— start of ROWS —
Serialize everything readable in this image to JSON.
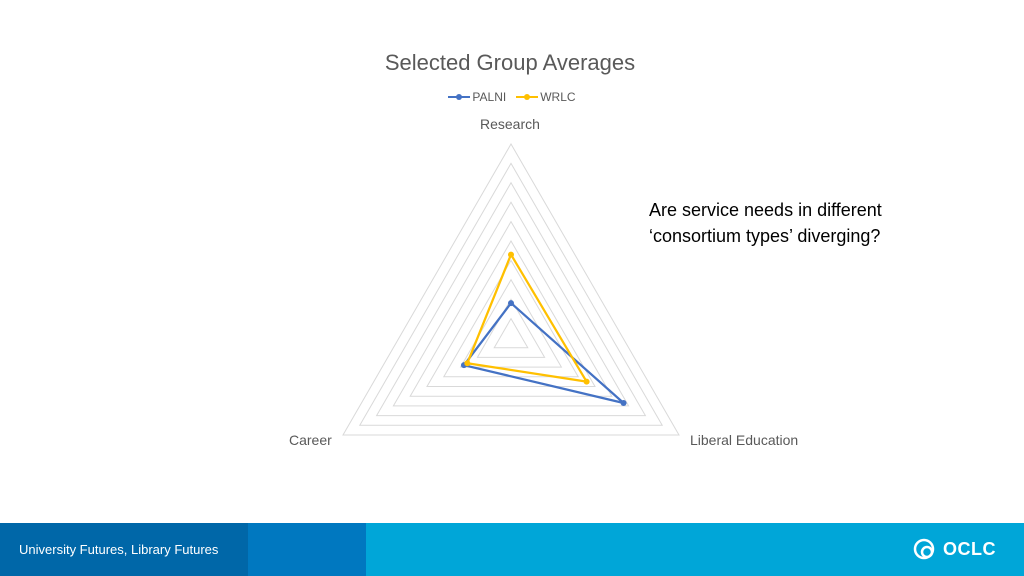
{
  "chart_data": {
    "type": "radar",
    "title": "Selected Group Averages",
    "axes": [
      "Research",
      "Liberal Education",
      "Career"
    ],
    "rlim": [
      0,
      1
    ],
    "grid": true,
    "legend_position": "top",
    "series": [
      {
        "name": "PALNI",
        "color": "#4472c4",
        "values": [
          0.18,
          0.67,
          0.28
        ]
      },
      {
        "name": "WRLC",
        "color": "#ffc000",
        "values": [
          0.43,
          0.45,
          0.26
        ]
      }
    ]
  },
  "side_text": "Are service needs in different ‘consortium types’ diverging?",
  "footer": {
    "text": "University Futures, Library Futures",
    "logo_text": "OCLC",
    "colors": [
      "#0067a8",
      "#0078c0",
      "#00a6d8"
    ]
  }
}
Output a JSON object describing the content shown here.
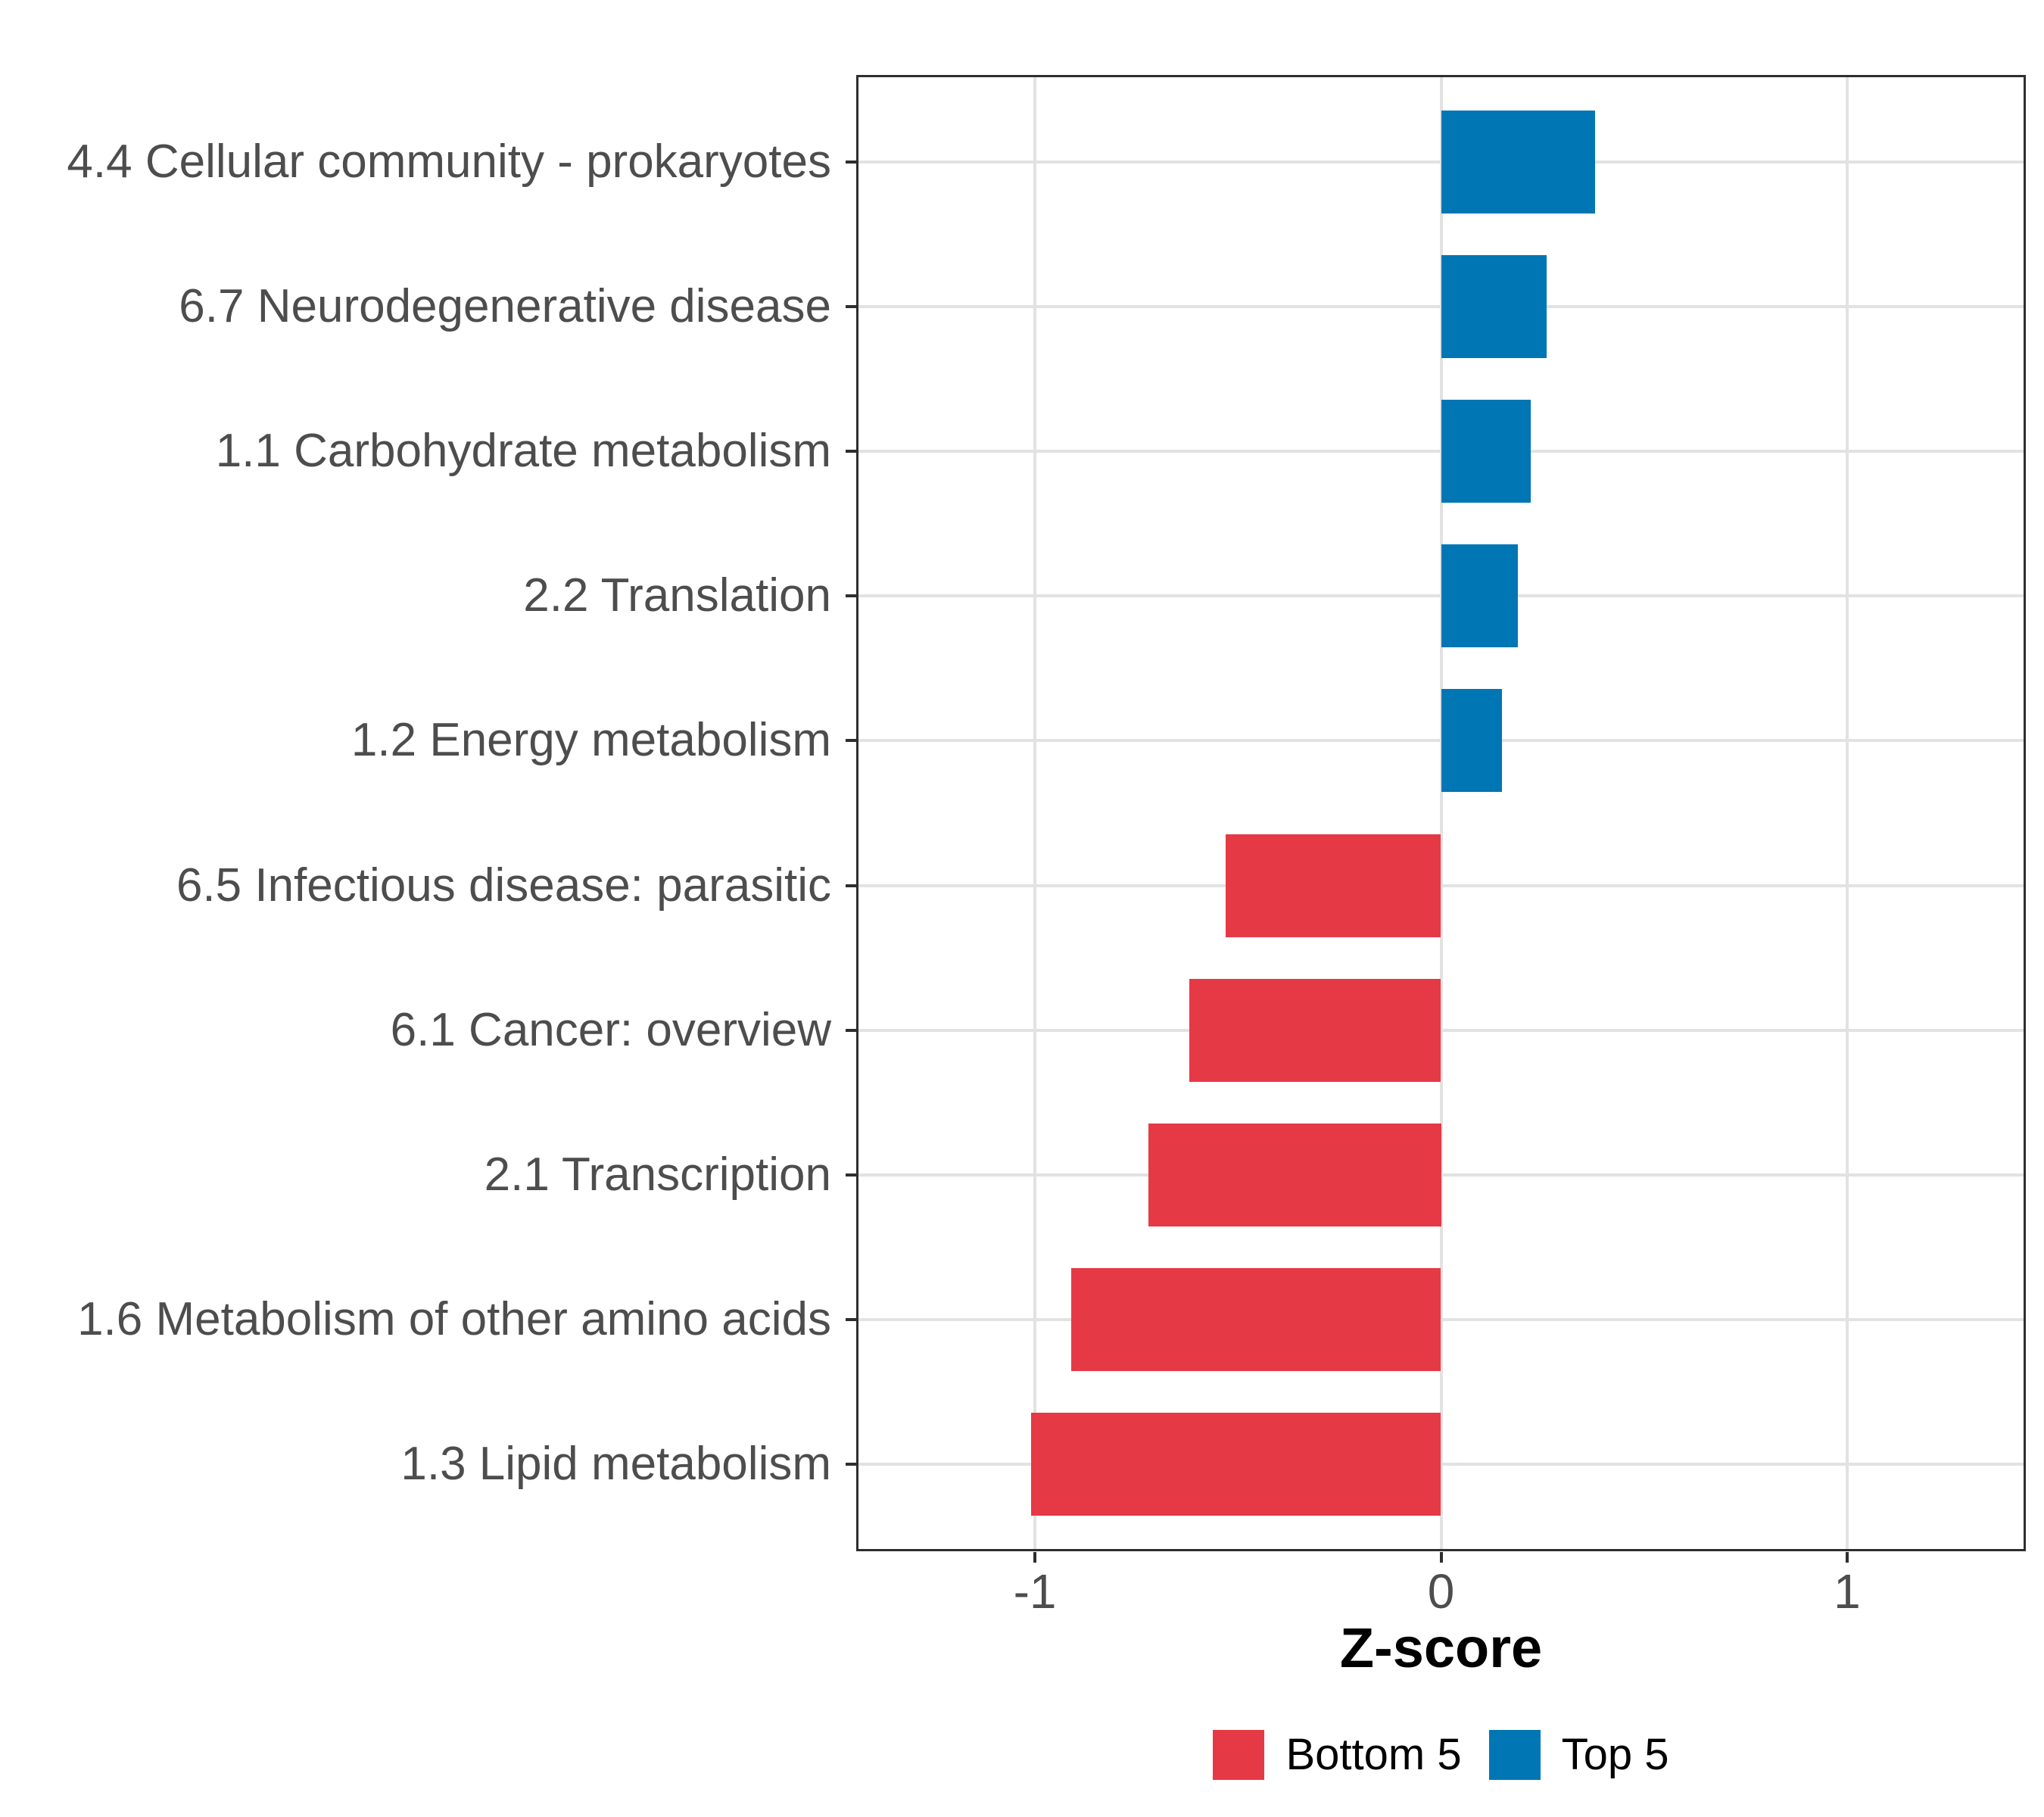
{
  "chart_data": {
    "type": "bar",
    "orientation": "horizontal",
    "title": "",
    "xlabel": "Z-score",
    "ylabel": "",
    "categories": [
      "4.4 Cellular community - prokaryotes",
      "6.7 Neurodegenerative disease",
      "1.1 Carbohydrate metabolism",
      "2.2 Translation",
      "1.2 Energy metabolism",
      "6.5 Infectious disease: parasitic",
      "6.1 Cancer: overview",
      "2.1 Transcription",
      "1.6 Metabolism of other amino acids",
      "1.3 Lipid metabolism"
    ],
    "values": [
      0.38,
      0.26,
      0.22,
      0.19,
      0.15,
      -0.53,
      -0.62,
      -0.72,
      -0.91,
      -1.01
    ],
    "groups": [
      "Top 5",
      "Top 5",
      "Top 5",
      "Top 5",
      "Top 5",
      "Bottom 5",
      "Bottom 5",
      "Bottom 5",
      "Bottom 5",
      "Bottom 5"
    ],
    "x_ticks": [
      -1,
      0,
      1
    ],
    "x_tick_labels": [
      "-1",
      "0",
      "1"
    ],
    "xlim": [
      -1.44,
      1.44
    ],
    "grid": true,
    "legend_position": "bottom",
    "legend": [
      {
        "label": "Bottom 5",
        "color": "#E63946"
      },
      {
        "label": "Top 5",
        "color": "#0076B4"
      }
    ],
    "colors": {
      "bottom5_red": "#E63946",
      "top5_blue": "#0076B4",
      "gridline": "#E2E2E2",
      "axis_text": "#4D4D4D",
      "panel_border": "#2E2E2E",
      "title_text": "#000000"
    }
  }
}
— end of ROWS —
> _WHAT IS REQUIRED_: Copy every line in the entries above that has the string "JSON" in it.

> _WORKED SOLUTION_:
Serialize everything readable in this image to JSON.
Output a JSON object describing the content shown here.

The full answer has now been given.